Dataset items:
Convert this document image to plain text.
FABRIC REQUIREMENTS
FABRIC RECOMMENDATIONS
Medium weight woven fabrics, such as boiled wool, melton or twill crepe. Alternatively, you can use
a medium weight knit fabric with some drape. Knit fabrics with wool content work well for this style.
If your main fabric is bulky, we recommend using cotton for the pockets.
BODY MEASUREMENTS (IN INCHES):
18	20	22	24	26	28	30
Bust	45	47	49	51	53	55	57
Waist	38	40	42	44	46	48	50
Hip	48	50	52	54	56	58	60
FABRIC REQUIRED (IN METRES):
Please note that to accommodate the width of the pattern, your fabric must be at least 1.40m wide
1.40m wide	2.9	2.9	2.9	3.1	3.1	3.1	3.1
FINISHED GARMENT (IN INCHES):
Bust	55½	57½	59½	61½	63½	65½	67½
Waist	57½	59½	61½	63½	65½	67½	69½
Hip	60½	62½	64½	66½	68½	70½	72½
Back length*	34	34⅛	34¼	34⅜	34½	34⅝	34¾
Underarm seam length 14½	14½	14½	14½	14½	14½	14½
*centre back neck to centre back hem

Exercise goal> All of the entries should be written out again exactly.

Output for this task>
Convert this document image to plain text.
FABRIC REQUIREMENTS
FABRIC RECOMMENDATIONS
Medium weight woven fabrics, such as boiled wool, melton or twill crepe. Alternatively, you can use
a medium weight knit fabric with some drape. Knit fabrics with wool content work well for this style.
If your main fabric is bulky, we recommend using cotton for the pockets.
BODY MEASUREMENTS (IN INCHES):
18	20	22	24	26	28	30
Bust	45	47	49	51	53	55	57
Waist	38	40	42	44	46	48	50
Hip	48	50	52	54	56	58	60
FABRIC REQUIRED (IN METRES):
Please note that to accommodate the width of the pattern, your fabric must be at least 1.40m wide
1.40m wide	2.9	2.9	2.9	3.1	3.1	3.1	3.1
FINISHED GARMENT (IN INCHES):
Bust	55½	57½	59½	61½	63½	65½	67½
Waist	57½	59½	61½	63½	65½	67½	69½
Hip	60½	62½	64½	66½	68½	70½	72½
Back length*	34	34⅛	34¼	34⅜	34½	34⅝	34¾
Underarm seam length 14½	14½	14½	14½	14½	14½	14½
*centre back neck to centre back hem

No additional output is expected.